## Provided data
------------------------

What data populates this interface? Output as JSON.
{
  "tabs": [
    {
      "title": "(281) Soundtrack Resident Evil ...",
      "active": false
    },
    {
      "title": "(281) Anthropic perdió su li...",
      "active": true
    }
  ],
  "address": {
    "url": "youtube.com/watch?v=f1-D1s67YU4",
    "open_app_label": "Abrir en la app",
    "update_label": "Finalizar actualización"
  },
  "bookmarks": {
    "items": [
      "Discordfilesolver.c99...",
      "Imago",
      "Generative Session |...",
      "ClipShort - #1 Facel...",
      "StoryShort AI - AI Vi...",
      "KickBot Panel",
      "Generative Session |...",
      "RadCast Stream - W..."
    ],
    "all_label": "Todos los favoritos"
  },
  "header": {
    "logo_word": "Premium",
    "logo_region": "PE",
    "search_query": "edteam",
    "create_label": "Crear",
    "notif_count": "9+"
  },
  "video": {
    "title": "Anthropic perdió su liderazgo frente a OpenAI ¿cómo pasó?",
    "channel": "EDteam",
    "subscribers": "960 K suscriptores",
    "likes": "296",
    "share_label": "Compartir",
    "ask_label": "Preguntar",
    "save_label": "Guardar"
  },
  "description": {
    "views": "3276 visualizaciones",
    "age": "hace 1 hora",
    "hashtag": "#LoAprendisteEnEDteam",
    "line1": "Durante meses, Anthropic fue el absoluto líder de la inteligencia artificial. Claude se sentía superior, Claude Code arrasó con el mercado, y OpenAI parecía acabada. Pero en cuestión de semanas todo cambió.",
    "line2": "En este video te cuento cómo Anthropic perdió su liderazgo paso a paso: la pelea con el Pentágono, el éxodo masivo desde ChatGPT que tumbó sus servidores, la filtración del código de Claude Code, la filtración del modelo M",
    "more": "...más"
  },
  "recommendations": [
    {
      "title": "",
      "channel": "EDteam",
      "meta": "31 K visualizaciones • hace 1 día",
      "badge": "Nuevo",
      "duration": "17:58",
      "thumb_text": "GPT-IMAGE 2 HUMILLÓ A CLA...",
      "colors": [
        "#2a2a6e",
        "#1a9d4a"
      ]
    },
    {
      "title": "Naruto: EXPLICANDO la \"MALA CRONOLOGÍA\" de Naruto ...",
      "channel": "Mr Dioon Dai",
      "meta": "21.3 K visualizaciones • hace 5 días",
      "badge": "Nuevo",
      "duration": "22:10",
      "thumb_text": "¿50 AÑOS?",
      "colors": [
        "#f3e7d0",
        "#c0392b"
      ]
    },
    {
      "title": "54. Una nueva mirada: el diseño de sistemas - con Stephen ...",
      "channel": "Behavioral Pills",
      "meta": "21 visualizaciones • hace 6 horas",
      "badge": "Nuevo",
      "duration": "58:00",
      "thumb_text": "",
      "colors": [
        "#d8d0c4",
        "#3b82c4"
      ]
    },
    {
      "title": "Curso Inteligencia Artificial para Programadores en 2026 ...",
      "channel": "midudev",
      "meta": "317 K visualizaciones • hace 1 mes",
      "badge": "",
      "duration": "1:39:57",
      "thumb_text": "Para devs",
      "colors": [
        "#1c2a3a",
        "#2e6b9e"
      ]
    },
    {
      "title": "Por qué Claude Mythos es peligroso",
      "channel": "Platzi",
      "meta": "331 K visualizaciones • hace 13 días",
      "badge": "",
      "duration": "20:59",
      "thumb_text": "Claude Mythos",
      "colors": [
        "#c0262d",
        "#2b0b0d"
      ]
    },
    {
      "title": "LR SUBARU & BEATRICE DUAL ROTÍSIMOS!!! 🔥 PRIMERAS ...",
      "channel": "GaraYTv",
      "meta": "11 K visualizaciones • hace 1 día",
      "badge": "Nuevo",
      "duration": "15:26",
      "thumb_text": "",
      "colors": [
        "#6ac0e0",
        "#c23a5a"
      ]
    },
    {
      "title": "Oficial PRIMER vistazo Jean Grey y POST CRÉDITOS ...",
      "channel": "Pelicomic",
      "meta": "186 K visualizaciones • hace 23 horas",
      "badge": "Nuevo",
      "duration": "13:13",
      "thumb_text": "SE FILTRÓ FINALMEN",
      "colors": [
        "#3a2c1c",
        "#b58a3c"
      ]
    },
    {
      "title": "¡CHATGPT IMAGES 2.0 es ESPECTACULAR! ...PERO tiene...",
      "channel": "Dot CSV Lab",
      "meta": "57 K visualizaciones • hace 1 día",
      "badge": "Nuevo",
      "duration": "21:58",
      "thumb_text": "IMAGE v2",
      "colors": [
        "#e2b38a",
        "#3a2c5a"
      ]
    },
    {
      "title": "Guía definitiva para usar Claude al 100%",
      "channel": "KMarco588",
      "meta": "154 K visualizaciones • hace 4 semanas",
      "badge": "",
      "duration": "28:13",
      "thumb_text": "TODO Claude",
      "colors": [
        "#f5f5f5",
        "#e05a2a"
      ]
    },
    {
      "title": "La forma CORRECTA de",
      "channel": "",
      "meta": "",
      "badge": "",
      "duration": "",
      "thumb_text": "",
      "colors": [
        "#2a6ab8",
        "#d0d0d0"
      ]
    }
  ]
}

------------------------

## Your goal
Which lines hold the word "duration"? Copy each of them from the records.

## Solution to this task
      "duration": "17:58",
      "duration": "22:10",
      "duration": "58:00",
      "duration": "1:39:57",
      "duration": "20:59",
      "duration": "15:26",
      "duration": "13:13",
      "duration": "21:58",
      "duration": "28:13",
      "duration": "",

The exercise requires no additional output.